Dataset excerpt

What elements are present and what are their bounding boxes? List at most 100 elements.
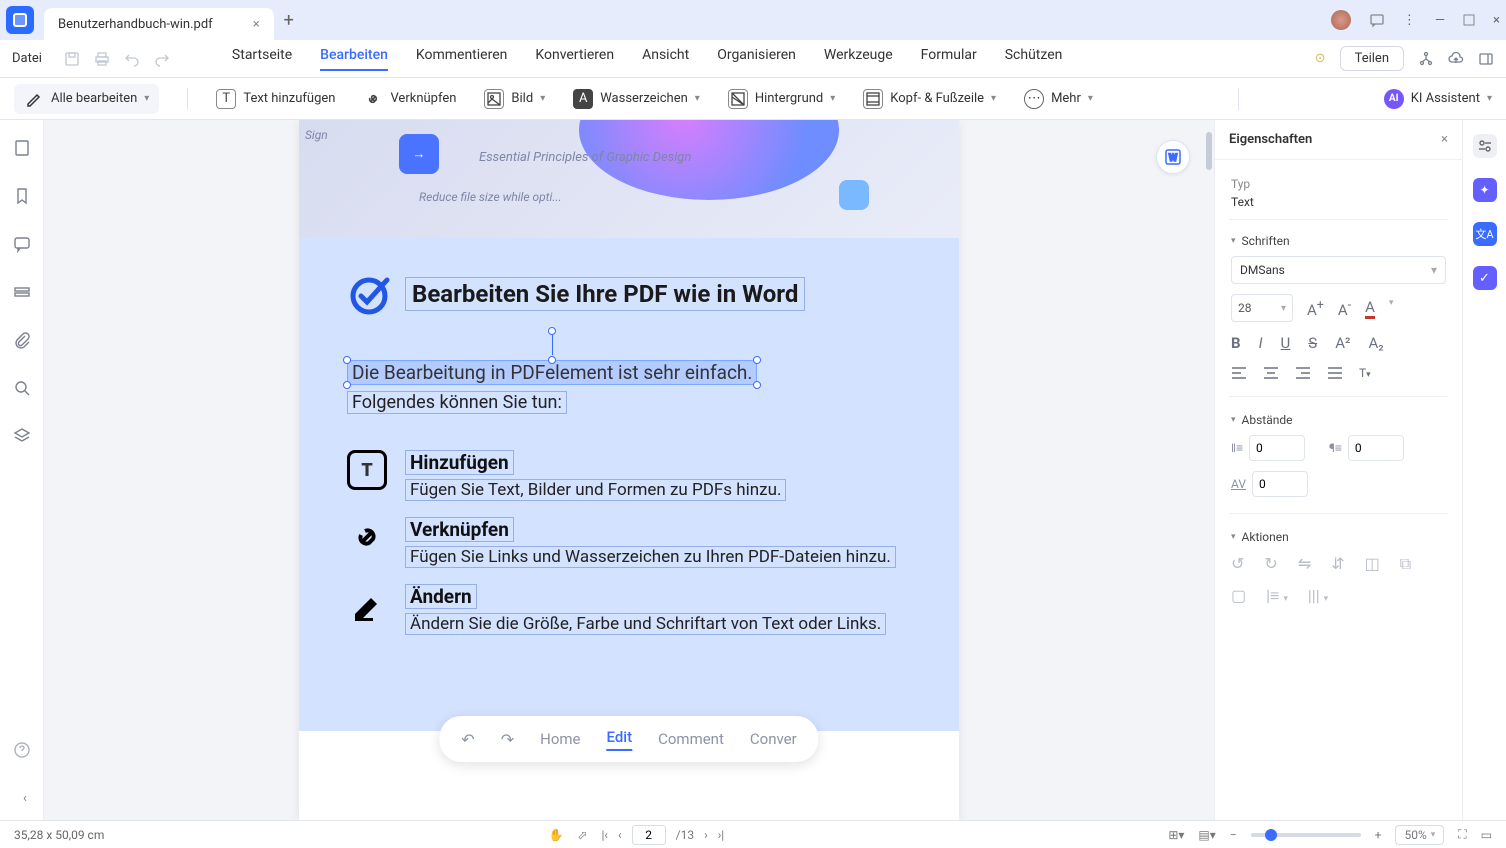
hand-tool-icon[interactable]: ✋ xyxy=(548,828,563,842)
window-maximize-icon[interactable] xyxy=(1463,14,1475,26)
align-objects-icon[interactable]: |≡ ▾ xyxy=(1266,586,1288,606)
sitemap-icon[interactable] xyxy=(1418,51,1434,67)
zoom-slider[interactable] xyxy=(1251,833,1361,837)
scrollbar-thumb[interactable] xyxy=(1206,132,1212,170)
document-page[interactable]: Sign → Essential Principles of Graphic D… xyxy=(299,120,959,820)
fonts-section[interactable]: Schriften xyxy=(1231,234,1446,248)
undo-icon[interactable] xyxy=(124,51,140,67)
proofread-icon[interactable]: ✓ xyxy=(1473,266,1497,290)
bold-icon[interactable]: B xyxy=(1231,334,1241,352)
zoom-in-icon[interactable]: + xyxy=(1375,828,1382,842)
align-right-icon[interactable] xyxy=(1295,366,1311,380)
reading-mode-icon[interactable]: ▭ xyxy=(1481,828,1492,842)
rotate-right-icon[interactable]: ↻ xyxy=(1264,554,1277,574)
menu-konvertieren[interactable]: Konvertieren xyxy=(535,47,614,71)
save-icon[interactable] xyxy=(64,51,80,67)
ai-assistant-button[interactable]: AIKI Assistent▾ xyxy=(1384,89,1492,109)
feature-title[interactable]: Verknüpfen xyxy=(405,517,514,542)
attachment-icon[interactable] xyxy=(12,330,32,350)
panel-toggle-icon[interactable] xyxy=(1478,51,1494,67)
pill-comment[interactable]: Comment xyxy=(658,730,724,748)
italic-icon[interactable]: I xyxy=(1259,334,1263,352)
help-icon[interactable] xyxy=(12,740,32,760)
menu-schützen[interactable]: Schützen xyxy=(1005,47,1063,71)
zoom-out-icon[interactable]: − xyxy=(1230,828,1237,842)
window-minimize-icon[interactable]: — xyxy=(1435,13,1445,28)
redo-icon[interactable] xyxy=(154,51,170,67)
cloud-upload-icon[interactable] xyxy=(1448,51,1464,67)
link-button[interactable]: Verknüpfen xyxy=(363,89,456,109)
align-center-icon[interactable] xyxy=(1263,366,1279,380)
actions-section[interactable]: Aktionen xyxy=(1231,530,1446,544)
collapse-sidebar-icon[interactable]: ‹ xyxy=(15,788,35,808)
strikethrough-icon[interactable]: S xyxy=(1308,334,1317,352)
comment-panel-icon[interactable] xyxy=(12,234,32,254)
user-avatar[interactable] xyxy=(1331,10,1351,30)
feature-desc[interactable]: Ändern Sie die Größe, Farbe und Schrifta… xyxy=(405,613,886,635)
file-menu[interactable]: Datei xyxy=(12,51,42,66)
fullscreen-icon[interactable]: ⛶ xyxy=(1458,827,1466,842)
last-page-icon[interactable]: ›| xyxy=(718,828,725,842)
selected-text-block[interactable]: Die Bearbeitung in PDFelement ist sehr e… xyxy=(347,360,757,385)
close-panel-icon[interactable]: × xyxy=(1441,132,1448,147)
flip-vertical-icon[interactable]: ⇵ xyxy=(1331,554,1344,574)
line-spacing-input[interactable] xyxy=(1249,435,1305,461)
crop-icon[interactable]: ◫ xyxy=(1365,554,1380,574)
text-direction-icon[interactable]: T▾ xyxy=(1359,366,1371,380)
export-word-badge[interactable]: W xyxy=(1156,140,1190,174)
flip-horizontal-icon[interactable]: ⇋ xyxy=(1298,554,1311,574)
document-tab[interactable]: Benutzerhandbuch-win.pdf × xyxy=(44,8,274,40)
spacing-section[interactable]: Abstände xyxy=(1231,413,1446,427)
decrease-font-icon[interactable]: A- xyxy=(1338,298,1351,319)
feature-title[interactable]: Ändern xyxy=(405,584,477,609)
more-button[interactable]: ⋯Mehr▾ xyxy=(1024,89,1093,109)
window-close-icon[interactable]: × xyxy=(1493,13,1500,28)
menu-kommentieren[interactable]: Kommentieren xyxy=(416,47,507,71)
search-icon[interactable] xyxy=(12,378,32,398)
increase-font-icon[interactable]: A+ xyxy=(1307,298,1324,319)
menu-startseite[interactable]: Startseite xyxy=(232,47,292,71)
char-spacing-input[interactable] xyxy=(1252,471,1308,497)
properties-toggle-icon[interactable] xyxy=(1473,134,1497,158)
rotate-left-icon[interactable]: ↺ xyxy=(1231,554,1244,574)
menu-ansicht[interactable]: Ansicht xyxy=(642,47,689,71)
background-button[interactable]: Hintergrund▾ xyxy=(728,89,835,109)
select-tool-icon[interactable]: ⬀ xyxy=(577,828,587,842)
zoom-select[interactable]: 50% ▾ xyxy=(1395,825,1444,845)
pill-undo-icon[interactable]: ↶ xyxy=(461,730,474,749)
fields-icon[interactable] xyxy=(12,282,32,302)
first-page-icon[interactable]: |‹ xyxy=(601,828,608,842)
subscript-icon[interactable]: A₂ xyxy=(1368,334,1383,352)
view-mode-icon[interactable]: ▤▾ xyxy=(1198,828,1215,842)
font-size-select[interactable]: 28▾ xyxy=(1231,294,1293,322)
translate-icon[interactable]: 文A xyxy=(1473,222,1497,246)
header-footer-button[interactable]: Kopf- & Fußzeile▾ xyxy=(863,89,996,109)
comments-icon[interactable] xyxy=(1369,12,1385,28)
menu-organisieren[interactable]: Organisieren xyxy=(717,47,796,71)
replace-icon[interactable]: ▢ xyxy=(1231,586,1246,606)
feature-title[interactable]: Hinzufügen xyxy=(405,450,514,475)
pill-edit[interactable]: Edit xyxy=(606,728,632,751)
font-color-icon[interactable]: A xyxy=(1365,298,1375,319)
distribute-icon[interactable]: ||| ▾ xyxy=(1308,586,1328,606)
menu-werkzeuge[interactable]: Werkzeuge xyxy=(824,47,893,71)
pill-home[interactable]: Home xyxy=(540,730,580,748)
ai-chat-icon[interactable]: ✦ xyxy=(1473,178,1497,202)
new-tab-button[interactable]: + xyxy=(284,10,294,31)
bookmark-icon[interactable] xyxy=(12,186,32,206)
thumbnails-icon[interactable] xyxy=(12,138,32,158)
pill-redo-icon[interactable]: ↷ xyxy=(501,730,514,749)
edit-all-button[interactable]: Alle bearbeiten▾ xyxy=(14,84,159,114)
page-heading[interactable]: Bearbeiten Sie Ihre PDF wie in Word xyxy=(405,277,805,311)
font-family-select[interactable]: DMSans▾ xyxy=(1231,256,1446,284)
text-block[interactable]: Folgendes können Sie tun: xyxy=(347,391,567,414)
superscript-icon[interactable]: A² xyxy=(1335,334,1350,352)
next-page-icon[interactable]: › xyxy=(704,828,708,842)
watermark-button[interactable]: AWasserzeichen▾ xyxy=(573,89,700,109)
layers-icon[interactable] xyxy=(12,426,32,446)
fit-page-icon[interactable]: ⊞▾ xyxy=(1168,828,1184,842)
align-left-icon[interactable] xyxy=(1231,366,1247,380)
page-number-input[interactable] xyxy=(632,825,666,845)
image-button[interactable]: Bild▾ xyxy=(484,89,545,109)
prev-page-icon[interactable]: ‹ xyxy=(618,828,622,842)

What is being asked:
Rewrite every entry above with "bounding boxes" changed to "box coordinates" and everything else kept the same. Leave out the pictures.

Output of the task:
What elements are present and what are their box coordinates? List at most 100 elements.
hand-tool-icon[interactable]: ✋ xyxy=(548,828,563,842)
window-maximize-icon[interactable] xyxy=(1463,14,1475,26)
align-objects-icon[interactable]: |≡ ▾ xyxy=(1266,586,1288,606)
sitemap-icon[interactable] xyxy=(1418,51,1434,67)
zoom-slider[interactable] xyxy=(1251,833,1361,837)
scrollbar-thumb[interactable] xyxy=(1206,132,1212,170)
document-page[interactable]: Sign → Essential Principles of Graphic D… xyxy=(299,120,959,820)
fonts-section[interactable]: Schriften xyxy=(1231,234,1446,248)
undo-icon[interactable] xyxy=(124,51,140,67)
proofread-icon[interactable]: ✓ xyxy=(1473,266,1497,290)
bold-icon[interactable]: B xyxy=(1231,334,1241,352)
zoom-in-icon[interactable]: + xyxy=(1375,828,1382,842)
align-right-icon[interactable] xyxy=(1295,366,1311,380)
reading-mode-icon[interactable]: ▭ xyxy=(1481,828,1492,842)
rotate-right-icon[interactable]: ↻ xyxy=(1264,554,1277,574)
menu-konvertieren[interactable]: Konvertieren xyxy=(535,47,614,71)
save-icon[interactable] xyxy=(64,51,80,67)
ai-assistant-button[interactable]: AIKI Assistent▾ xyxy=(1384,89,1492,109)
feature-title[interactable]: Verknüpfen xyxy=(405,517,514,542)
attachment-icon[interactable] xyxy=(12,330,32,350)
panel-toggle-icon[interactable] xyxy=(1478,51,1494,67)
pill-comment[interactable]: Comment xyxy=(658,730,724,748)
italic-icon[interactable]: I xyxy=(1259,334,1263,352)
help-icon[interactable] xyxy=(12,740,32,760)
menu-schützen[interactable]: Schützen xyxy=(1005,47,1063,71)
zoom-out-icon[interactable]: − xyxy=(1230,828,1237,842)
window-minimize-icon[interactable]: — xyxy=(1435,13,1445,28)
redo-icon[interactable] xyxy=(154,51,170,67)
cloud-upload-icon[interactable] xyxy=(1448,51,1464,67)
link-button[interactable]: Verknüpfen xyxy=(363,89,456,109)
align-center-icon[interactable] xyxy=(1263,366,1279,380)
actions-section[interactable]: Aktionen xyxy=(1231,530,1446,544)
collapse-sidebar-icon[interactable]: ‹ xyxy=(15,788,35,808)
strikethrough-icon[interactable]: S xyxy=(1308,334,1317,352)
comment-panel-icon[interactable] xyxy=(12,234,32,254)
user-avatar[interactable] xyxy=(1331,10,1351,30)
feature-desc[interactable]: Ändern Sie die Größe, Farbe und Schrifta… xyxy=(405,613,886,635)
file-menu[interactable]: Datei xyxy=(12,51,42,66)
fullscreen-icon[interactable]: ⛶ xyxy=(1458,827,1466,842)
last-page-icon[interactable]: ›| xyxy=(718,828,725,842)
selected-text-block[interactable]: Die Bearbeitung in PDFelement ist sehr e… xyxy=(347,360,757,385)
close-panel-icon[interactable]: × xyxy=(1441,132,1448,147)
flip-vertical-icon[interactable]: ⇵ xyxy=(1331,554,1344,574)
line-spacing-input[interactable] xyxy=(1249,435,1305,461)
crop-icon[interactable]: ◫ xyxy=(1365,554,1380,574)
text-direction-icon[interactable]: T▾ xyxy=(1359,366,1371,380)
export-word-badge[interactable]: W xyxy=(1156,140,1190,174)
flip-horizontal-icon[interactable]: ⇋ xyxy=(1298,554,1311,574)
document-tab[interactable]: Benutzerhandbuch-win.pdf × xyxy=(44,8,274,40)
spacing-section[interactable]: Abstände xyxy=(1231,413,1446,427)
decrease-font-icon[interactable]: A- xyxy=(1338,298,1351,319)
feature-title[interactable]: Ändern xyxy=(405,584,477,609)
more-button[interactable]: ⋯Mehr▾ xyxy=(1024,89,1093,109)
window-close-icon[interactable]: × xyxy=(1493,13,1500,28)
menu-kommentieren[interactable]: Kommentieren xyxy=(416,47,507,71)
search-icon[interactable] xyxy=(12,378,32,398)
increase-font-icon[interactable]: A+ xyxy=(1307,298,1324,319)
menu-startseite[interactable]: Startseite xyxy=(232,47,292,71)
char-spacing-input[interactable] xyxy=(1252,471,1308,497)
properties-toggle-icon[interactable] xyxy=(1473,134,1497,158)
rotate-left-icon[interactable]: ↺ xyxy=(1231,554,1244,574)
menu-ansicht[interactable]: Ansicht xyxy=(642,47,689,71)
background-button[interactable]: Hintergrund▾ xyxy=(728,89,835,109)
select-tool-icon[interactable]: ⬀ xyxy=(577,828,587,842)
zoom-select[interactable]: 50% ▾ xyxy=(1395,825,1444,845)
pill-undo-icon[interactable]: ↶ xyxy=(461,730,474,749)
fields-icon[interactable] xyxy=(12,282,32,302)
first-page-icon[interactable]: |‹ xyxy=(601,828,608,842)
subscript-icon[interactable]: A₂ xyxy=(1368,334,1383,352)
view-mode-icon[interactable]: ▤▾ xyxy=(1198,828,1215,842)
font-size-select[interactable]: 28▾ xyxy=(1231,294,1293,322)
translate-icon[interactable]: 文A xyxy=(1473,222,1497,246)
header-footer-button[interactable]: Kopf- & Fußzeile▾ xyxy=(863,89,996,109)
comments-icon[interactable] xyxy=(1369,12,1385,28)
menu-organisieren[interactable]: Organisieren xyxy=(717,47,796,71)
replace-icon[interactable]: ▢ xyxy=(1231,586,1246,606)
feature-title[interactable]: Hinzufügen xyxy=(405,450,514,475)
pill-edit[interactable]: Edit xyxy=(606,728,632,751)
font-color-icon[interactable]: A xyxy=(1365,298,1375,319)
distribute-icon[interactable]: ||| ▾ xyxy=(1308,586,1328,606)
menu-werkzeuge[interactable]: Werkzeuge xyxy=(824,47,893,71)
pill-home[interactable]: Home xyxy=(540,730,580,748)
ai-chat-icon[interactable]: ✦ xyxy=(1473,178,1497,202)
new-tab-button[interactable]: + xyxy=(284,10,294,31)
bookmark-icon[interactable] xyxy=(12,186,32,206)
thumbnails-icon[interactable] xyxy=(12,138,32,158)
pill-redo-icon[interactable]: ↷ xyxy=(501,730,514,749)
edit-all-button[interactable]: Alle bearbeiten▾ xyxy=(14,84,159,114)
page-heading[interactable]: Bearbeiten Sie Ihre PDF wie in Word xyxy=(405,277,805,311)
font-family-select[interactable]: DMSans▾ xyxy=(1231,256,1446,284)
text-block[interactable]: Folgendes können Sie tun: xyxy=(347,391,567,414)
superscript-icon[interactable]: A² xyxy=(1335,334,1350,352)
next-page-icon[interactable]: › xyxy=(704,828,708,842)
watermark-button[interactable]: AWasserzeichen▾ xyxy=(573,89,700,109)
layers-icon[interactable] xyxy=(12,426,32,446)
fit-page-icon[interactable]: ⊞▾ xyxy=(1168,828,1184,842)
align-left-icon[interactable] xyxy=(1231,366,1247,380)
page-number-input[interactable] xyxy=(632,825,666,845)
image-button[interactable]: Bild▾ xyxy=(484,89,545,109)
prev-page-icon[interactable]: ‹ xyxy=(618,828,622,842)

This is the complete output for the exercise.